> _Task description_
In the entries below, count the lines holding "text". Reply with the number only.

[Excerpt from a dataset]
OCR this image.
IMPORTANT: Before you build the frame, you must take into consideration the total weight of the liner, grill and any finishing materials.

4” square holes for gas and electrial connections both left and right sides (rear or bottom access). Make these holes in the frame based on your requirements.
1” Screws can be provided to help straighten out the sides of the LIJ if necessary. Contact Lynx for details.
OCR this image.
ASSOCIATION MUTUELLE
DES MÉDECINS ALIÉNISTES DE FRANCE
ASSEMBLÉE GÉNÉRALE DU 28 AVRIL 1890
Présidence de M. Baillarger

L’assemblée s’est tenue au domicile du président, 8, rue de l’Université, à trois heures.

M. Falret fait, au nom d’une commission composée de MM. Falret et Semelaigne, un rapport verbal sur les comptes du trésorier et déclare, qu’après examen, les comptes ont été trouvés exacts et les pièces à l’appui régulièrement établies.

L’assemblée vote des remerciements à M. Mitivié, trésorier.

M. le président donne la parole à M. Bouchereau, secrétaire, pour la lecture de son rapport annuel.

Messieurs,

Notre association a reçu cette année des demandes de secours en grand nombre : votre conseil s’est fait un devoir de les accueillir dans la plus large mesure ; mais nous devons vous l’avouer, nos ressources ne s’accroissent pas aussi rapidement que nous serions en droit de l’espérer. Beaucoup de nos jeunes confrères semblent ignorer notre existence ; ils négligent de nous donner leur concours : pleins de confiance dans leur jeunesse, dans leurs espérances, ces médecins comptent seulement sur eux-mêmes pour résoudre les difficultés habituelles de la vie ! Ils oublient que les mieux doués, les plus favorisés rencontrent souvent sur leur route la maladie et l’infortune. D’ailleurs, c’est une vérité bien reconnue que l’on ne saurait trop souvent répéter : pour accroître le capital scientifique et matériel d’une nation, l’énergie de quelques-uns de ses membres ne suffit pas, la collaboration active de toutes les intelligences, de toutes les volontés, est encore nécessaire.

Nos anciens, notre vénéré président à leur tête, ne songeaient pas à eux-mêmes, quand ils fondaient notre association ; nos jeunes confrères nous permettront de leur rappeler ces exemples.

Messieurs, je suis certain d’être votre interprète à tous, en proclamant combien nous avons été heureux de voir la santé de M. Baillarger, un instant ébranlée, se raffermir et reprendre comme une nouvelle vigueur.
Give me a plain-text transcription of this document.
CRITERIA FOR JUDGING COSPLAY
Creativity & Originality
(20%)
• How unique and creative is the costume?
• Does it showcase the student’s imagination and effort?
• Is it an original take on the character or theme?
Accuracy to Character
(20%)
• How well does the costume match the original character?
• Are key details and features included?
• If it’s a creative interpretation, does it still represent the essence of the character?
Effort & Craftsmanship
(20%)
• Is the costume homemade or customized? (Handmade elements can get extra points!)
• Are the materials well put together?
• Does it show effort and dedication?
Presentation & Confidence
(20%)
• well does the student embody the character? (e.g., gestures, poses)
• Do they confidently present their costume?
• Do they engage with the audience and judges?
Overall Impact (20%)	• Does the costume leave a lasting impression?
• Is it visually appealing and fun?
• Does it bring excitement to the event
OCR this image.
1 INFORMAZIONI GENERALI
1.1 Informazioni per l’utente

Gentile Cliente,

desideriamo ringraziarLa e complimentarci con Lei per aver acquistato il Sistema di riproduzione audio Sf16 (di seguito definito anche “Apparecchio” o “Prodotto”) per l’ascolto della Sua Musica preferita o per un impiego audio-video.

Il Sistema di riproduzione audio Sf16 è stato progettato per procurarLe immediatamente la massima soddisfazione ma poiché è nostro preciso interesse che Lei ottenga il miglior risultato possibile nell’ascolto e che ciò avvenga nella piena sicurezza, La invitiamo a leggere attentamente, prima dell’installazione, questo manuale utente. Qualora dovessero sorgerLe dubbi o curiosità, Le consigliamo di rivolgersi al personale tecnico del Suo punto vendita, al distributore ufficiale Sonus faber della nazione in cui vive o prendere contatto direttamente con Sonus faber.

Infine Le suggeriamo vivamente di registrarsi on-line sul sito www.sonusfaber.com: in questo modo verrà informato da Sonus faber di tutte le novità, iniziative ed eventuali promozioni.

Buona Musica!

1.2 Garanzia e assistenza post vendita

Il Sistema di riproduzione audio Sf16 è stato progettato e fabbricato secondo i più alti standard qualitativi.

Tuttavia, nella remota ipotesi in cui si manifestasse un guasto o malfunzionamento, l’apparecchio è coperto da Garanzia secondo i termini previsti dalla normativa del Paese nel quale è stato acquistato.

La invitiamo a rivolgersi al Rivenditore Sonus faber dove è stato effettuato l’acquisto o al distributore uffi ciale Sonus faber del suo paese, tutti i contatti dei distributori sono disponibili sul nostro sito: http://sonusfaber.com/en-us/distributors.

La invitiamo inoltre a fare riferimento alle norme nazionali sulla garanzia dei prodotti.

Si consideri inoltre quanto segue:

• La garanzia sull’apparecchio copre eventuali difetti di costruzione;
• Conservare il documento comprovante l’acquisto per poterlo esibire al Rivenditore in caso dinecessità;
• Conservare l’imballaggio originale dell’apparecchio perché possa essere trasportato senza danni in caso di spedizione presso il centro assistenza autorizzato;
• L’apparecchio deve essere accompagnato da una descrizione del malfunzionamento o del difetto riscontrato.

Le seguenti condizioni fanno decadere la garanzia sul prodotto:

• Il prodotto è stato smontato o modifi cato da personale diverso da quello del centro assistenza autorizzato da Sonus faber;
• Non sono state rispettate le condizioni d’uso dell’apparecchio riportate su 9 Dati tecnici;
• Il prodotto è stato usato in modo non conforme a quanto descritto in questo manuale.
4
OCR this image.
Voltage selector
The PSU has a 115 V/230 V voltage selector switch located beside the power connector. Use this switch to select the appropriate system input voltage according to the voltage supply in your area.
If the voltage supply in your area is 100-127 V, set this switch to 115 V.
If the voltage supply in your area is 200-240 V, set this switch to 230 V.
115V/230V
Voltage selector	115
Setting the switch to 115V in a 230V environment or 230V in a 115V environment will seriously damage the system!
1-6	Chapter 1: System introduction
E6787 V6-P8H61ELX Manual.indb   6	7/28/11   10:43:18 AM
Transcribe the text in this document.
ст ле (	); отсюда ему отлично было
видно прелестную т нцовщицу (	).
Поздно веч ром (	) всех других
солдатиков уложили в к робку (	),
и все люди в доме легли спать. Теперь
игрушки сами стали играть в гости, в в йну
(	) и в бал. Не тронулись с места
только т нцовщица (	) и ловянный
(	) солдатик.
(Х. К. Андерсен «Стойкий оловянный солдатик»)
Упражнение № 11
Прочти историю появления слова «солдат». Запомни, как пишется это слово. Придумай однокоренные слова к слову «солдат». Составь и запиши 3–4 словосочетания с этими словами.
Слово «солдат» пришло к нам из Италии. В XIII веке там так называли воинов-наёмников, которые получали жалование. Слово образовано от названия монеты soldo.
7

> _The solution_
2